- **Data supplied**:
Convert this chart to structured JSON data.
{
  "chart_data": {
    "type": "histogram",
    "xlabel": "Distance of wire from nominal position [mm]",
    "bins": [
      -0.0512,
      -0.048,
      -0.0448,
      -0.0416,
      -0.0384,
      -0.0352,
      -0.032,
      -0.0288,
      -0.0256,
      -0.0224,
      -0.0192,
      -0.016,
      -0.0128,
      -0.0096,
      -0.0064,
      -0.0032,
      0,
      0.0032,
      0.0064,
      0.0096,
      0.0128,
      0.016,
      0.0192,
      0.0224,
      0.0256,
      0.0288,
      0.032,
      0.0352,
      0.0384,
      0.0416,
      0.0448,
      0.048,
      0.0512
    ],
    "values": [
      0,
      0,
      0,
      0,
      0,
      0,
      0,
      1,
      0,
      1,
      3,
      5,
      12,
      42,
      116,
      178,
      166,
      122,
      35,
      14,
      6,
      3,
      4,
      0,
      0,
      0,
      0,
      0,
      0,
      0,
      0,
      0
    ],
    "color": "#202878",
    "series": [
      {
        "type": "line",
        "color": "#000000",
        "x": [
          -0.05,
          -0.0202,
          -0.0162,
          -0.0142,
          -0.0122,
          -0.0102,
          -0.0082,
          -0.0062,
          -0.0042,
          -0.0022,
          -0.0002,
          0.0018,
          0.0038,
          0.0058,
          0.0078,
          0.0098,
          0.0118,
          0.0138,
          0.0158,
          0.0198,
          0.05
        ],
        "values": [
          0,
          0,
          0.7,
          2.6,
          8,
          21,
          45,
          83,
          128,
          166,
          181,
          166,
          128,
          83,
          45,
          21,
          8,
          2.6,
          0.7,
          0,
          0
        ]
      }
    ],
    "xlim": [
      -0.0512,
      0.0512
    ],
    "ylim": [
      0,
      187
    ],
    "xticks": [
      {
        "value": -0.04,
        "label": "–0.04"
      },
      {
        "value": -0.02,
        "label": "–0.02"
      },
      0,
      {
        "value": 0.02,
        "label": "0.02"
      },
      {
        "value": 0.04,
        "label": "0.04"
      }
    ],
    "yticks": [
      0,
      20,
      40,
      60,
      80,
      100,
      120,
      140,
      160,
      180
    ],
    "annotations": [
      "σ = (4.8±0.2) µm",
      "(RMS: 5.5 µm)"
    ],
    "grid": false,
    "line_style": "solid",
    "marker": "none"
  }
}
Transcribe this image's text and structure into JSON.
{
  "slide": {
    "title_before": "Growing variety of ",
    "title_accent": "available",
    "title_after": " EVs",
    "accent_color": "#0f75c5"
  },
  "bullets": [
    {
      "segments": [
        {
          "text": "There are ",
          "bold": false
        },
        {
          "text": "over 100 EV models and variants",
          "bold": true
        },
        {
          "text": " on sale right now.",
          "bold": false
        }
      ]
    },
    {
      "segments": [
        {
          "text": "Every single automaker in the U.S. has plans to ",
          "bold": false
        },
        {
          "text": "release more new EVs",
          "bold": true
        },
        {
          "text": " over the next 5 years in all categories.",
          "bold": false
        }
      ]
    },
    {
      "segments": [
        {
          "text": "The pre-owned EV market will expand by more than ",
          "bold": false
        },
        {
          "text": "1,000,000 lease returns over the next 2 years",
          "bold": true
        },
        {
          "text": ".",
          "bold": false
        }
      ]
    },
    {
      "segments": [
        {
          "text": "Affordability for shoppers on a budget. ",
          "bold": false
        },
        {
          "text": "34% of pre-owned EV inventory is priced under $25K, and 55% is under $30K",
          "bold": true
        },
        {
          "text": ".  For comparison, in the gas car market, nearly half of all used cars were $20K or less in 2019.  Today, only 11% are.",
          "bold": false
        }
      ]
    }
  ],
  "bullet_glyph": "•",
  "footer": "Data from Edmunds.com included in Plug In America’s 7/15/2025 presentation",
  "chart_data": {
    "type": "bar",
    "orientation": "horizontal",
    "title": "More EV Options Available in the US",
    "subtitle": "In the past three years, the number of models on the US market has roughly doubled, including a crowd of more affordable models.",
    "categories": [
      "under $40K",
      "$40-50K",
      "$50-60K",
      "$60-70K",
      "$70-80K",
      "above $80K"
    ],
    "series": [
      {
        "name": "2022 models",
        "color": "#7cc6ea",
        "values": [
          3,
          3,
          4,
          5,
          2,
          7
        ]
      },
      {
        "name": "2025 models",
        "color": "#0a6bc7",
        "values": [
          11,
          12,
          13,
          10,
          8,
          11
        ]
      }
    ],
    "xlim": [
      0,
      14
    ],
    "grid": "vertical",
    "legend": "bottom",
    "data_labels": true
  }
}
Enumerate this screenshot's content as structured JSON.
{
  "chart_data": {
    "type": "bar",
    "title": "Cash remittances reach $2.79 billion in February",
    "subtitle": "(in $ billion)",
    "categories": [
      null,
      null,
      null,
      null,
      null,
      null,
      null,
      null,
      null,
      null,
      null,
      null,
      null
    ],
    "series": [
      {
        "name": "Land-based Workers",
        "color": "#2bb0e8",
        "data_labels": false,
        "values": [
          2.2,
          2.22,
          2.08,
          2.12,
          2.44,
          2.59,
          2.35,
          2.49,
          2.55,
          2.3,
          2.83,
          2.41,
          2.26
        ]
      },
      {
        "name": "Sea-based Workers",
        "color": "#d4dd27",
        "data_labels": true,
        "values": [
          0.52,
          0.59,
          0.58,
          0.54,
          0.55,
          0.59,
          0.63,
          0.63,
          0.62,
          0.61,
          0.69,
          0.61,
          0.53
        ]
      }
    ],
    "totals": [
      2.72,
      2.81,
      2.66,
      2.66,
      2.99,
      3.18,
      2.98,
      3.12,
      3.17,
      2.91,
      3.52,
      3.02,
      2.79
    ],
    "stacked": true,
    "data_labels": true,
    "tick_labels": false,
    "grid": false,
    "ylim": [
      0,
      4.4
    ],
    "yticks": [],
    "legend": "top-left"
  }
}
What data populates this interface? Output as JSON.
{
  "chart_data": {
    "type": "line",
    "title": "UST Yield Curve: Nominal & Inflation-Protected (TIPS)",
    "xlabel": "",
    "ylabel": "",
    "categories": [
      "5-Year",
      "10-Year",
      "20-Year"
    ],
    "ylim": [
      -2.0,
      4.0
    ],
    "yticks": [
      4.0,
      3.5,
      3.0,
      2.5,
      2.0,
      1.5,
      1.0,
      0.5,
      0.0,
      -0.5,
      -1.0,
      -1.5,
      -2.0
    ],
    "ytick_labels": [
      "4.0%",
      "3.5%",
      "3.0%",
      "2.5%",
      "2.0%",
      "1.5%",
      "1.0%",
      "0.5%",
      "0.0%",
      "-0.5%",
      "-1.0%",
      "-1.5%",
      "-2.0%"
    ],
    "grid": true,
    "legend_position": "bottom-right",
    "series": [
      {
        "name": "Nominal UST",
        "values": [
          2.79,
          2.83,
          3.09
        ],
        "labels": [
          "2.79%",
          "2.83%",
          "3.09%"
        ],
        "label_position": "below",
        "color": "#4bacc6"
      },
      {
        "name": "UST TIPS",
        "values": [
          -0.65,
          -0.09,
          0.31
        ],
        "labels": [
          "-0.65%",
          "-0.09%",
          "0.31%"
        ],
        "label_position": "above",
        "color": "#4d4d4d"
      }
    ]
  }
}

- **Exercise objective**: All lines that include "TIPS" are to be gathered and copied.

- **Answer**:
    "title": "UST Yield Curve: Nominal & Inflation-Protected (TIPS)",
        "name": "UST TIPS",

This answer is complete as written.